** Data records follows **
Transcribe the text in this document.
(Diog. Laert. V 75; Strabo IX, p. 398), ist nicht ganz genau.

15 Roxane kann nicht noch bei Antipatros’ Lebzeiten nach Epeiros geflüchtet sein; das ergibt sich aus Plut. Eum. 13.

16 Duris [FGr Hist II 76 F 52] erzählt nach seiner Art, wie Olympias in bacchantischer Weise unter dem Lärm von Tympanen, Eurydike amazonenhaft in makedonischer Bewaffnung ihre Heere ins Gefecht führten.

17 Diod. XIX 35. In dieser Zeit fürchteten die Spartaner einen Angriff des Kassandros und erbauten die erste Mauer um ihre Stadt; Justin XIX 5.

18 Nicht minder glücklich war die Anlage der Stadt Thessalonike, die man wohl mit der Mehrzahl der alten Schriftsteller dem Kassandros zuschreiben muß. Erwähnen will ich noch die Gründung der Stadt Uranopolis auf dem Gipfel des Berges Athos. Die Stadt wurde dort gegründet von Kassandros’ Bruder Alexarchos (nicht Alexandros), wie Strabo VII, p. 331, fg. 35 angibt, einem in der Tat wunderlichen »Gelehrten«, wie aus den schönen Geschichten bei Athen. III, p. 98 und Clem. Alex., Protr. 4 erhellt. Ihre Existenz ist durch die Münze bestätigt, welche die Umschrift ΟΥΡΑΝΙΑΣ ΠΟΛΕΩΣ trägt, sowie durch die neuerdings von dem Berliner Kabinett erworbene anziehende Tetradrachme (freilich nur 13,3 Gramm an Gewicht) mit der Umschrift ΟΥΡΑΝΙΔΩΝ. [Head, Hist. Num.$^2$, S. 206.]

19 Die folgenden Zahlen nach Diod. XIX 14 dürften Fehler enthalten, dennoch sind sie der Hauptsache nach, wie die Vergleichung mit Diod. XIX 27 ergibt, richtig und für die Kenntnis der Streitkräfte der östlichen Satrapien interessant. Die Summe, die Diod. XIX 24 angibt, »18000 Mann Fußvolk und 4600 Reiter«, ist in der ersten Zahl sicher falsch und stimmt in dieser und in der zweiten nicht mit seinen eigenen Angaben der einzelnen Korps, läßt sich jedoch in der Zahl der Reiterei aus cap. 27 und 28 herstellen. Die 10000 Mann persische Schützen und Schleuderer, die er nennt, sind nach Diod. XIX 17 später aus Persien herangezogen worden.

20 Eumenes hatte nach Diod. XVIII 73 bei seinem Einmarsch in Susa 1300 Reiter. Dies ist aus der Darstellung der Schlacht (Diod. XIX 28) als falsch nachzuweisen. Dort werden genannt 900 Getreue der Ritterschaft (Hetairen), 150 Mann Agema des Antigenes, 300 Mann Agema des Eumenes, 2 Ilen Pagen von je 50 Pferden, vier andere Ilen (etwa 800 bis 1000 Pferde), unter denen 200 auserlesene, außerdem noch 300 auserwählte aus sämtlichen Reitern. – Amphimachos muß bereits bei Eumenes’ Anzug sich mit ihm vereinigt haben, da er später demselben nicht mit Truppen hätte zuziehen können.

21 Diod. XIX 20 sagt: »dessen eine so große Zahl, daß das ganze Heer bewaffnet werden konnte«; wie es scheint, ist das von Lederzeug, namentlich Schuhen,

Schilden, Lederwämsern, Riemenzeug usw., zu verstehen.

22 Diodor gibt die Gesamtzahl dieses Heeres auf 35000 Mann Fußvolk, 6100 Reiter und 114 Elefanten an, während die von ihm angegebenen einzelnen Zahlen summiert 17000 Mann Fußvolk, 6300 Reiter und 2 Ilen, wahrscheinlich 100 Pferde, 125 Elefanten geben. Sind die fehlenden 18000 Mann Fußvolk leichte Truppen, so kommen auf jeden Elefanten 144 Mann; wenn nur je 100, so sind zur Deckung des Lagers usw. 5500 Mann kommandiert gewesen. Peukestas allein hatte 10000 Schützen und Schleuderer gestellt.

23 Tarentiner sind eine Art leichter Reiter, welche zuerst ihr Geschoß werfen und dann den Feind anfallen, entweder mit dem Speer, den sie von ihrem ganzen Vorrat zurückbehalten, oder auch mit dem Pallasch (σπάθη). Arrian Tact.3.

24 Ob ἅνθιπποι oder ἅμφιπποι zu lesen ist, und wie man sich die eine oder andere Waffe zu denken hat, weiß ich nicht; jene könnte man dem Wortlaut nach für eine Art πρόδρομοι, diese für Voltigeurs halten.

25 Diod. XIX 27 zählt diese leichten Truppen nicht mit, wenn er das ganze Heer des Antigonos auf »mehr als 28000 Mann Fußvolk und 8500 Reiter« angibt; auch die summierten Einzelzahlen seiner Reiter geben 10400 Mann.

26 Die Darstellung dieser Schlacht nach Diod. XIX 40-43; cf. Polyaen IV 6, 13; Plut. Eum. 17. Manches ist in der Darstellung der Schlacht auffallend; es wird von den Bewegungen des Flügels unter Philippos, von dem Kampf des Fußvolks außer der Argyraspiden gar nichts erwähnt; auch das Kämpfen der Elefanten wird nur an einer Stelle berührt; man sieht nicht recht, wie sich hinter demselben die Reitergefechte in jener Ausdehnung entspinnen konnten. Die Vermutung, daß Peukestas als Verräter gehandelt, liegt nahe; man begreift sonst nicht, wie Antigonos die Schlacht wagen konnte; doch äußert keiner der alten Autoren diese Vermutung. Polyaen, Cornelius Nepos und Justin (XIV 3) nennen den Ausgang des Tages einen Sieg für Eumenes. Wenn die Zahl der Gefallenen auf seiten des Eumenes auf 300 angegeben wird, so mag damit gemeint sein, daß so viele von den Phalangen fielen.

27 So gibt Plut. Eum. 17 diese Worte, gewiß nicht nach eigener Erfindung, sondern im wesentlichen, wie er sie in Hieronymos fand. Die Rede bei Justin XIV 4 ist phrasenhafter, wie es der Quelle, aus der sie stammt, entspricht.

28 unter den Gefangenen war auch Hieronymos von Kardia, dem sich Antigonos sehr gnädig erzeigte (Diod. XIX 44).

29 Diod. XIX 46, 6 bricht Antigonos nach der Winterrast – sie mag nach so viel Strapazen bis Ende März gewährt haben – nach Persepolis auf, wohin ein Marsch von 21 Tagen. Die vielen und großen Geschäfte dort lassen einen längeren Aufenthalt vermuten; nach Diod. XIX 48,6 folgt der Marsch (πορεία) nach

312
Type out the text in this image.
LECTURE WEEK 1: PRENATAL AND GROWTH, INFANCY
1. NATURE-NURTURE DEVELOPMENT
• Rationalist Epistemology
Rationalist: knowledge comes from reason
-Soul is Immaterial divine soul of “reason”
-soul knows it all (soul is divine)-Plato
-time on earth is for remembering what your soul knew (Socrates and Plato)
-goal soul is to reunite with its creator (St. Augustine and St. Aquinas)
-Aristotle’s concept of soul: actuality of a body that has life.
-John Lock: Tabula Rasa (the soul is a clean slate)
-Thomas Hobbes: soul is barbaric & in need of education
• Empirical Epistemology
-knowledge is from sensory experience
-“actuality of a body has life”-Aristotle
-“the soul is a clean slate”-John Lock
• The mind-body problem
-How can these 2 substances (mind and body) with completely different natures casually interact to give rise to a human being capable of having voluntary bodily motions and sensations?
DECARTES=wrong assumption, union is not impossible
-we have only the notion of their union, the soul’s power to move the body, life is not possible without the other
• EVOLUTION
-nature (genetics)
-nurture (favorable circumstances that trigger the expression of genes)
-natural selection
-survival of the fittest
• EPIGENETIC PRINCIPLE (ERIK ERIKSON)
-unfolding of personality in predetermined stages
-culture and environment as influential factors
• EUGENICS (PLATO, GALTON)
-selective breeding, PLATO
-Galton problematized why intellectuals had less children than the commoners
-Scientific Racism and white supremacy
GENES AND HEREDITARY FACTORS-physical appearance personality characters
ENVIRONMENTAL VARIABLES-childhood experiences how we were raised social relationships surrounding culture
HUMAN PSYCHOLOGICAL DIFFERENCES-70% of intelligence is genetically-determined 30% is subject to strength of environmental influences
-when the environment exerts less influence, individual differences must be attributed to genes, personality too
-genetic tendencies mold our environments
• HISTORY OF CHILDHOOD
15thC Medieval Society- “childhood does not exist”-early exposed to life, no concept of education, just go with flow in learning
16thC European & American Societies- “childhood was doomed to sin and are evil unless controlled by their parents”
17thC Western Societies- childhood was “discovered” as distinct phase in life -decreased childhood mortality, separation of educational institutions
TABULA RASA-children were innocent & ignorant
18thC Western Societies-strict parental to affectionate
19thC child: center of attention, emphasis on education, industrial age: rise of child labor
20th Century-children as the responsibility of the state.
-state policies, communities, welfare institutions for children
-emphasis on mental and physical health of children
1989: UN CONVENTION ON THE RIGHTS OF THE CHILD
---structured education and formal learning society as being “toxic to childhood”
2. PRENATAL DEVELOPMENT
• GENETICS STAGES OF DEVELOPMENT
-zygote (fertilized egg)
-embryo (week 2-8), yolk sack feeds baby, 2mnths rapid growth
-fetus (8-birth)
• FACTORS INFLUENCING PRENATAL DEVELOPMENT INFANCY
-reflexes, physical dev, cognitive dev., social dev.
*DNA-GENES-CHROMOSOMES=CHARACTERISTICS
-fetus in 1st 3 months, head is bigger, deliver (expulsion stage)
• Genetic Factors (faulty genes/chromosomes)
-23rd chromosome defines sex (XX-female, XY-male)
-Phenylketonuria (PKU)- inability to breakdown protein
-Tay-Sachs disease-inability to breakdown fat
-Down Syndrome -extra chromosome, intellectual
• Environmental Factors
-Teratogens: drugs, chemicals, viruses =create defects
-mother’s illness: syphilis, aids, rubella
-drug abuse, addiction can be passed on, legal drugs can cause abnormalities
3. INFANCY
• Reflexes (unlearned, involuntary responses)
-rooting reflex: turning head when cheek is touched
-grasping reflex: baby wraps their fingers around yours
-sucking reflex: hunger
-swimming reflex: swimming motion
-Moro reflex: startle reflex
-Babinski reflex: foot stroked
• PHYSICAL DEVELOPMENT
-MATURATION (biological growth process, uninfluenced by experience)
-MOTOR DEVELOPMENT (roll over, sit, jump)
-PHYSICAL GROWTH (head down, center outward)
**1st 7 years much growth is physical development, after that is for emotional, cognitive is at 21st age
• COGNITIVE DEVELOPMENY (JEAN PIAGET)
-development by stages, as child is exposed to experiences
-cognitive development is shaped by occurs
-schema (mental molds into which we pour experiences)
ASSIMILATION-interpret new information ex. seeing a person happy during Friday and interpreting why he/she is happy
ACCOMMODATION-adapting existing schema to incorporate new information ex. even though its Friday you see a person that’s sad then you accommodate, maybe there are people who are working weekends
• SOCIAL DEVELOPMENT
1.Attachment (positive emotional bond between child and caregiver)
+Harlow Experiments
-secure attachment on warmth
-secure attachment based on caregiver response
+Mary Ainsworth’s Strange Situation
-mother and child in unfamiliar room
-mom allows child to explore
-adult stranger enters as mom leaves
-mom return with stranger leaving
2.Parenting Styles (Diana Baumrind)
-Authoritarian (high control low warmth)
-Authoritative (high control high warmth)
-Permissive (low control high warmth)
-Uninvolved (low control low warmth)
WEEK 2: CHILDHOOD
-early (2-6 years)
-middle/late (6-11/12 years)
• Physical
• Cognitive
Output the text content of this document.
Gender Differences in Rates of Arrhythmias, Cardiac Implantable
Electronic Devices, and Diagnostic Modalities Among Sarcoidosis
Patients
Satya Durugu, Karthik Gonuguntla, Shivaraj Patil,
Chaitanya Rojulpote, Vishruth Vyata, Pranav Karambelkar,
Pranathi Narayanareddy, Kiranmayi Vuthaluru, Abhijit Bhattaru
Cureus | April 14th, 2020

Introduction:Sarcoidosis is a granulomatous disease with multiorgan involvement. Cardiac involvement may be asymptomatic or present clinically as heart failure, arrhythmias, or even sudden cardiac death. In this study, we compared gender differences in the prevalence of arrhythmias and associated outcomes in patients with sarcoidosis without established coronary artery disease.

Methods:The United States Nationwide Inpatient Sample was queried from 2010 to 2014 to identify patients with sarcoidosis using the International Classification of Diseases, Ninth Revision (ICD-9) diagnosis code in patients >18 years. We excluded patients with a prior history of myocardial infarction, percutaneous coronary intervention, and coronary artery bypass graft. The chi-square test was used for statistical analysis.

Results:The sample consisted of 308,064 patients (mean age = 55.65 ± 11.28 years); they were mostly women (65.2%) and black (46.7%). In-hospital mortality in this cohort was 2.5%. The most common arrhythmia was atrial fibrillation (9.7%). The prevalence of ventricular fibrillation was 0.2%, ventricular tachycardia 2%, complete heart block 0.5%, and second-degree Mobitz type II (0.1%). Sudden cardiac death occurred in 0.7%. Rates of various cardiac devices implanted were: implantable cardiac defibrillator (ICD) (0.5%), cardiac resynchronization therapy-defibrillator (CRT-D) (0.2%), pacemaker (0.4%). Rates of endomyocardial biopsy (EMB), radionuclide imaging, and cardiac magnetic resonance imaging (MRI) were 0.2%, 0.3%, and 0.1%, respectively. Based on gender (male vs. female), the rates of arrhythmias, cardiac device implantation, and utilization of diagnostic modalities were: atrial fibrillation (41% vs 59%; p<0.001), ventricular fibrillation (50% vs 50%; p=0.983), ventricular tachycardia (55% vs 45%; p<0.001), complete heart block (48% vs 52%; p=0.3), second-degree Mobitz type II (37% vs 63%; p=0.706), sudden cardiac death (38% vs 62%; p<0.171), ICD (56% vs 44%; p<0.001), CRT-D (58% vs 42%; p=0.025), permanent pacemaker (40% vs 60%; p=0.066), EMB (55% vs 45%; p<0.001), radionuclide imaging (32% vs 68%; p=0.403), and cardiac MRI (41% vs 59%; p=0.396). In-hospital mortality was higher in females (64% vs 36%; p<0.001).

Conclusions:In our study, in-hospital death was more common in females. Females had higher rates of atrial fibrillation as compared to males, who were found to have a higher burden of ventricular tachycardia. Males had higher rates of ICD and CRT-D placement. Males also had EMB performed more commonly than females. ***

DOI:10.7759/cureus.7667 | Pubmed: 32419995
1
** End of Data records **
Try it: Return each full line of the entries that contains the word "divine".

Result:
-Soul is Immaterial divine soul of “reason”
-soul knows it all (soul is divine)-Plato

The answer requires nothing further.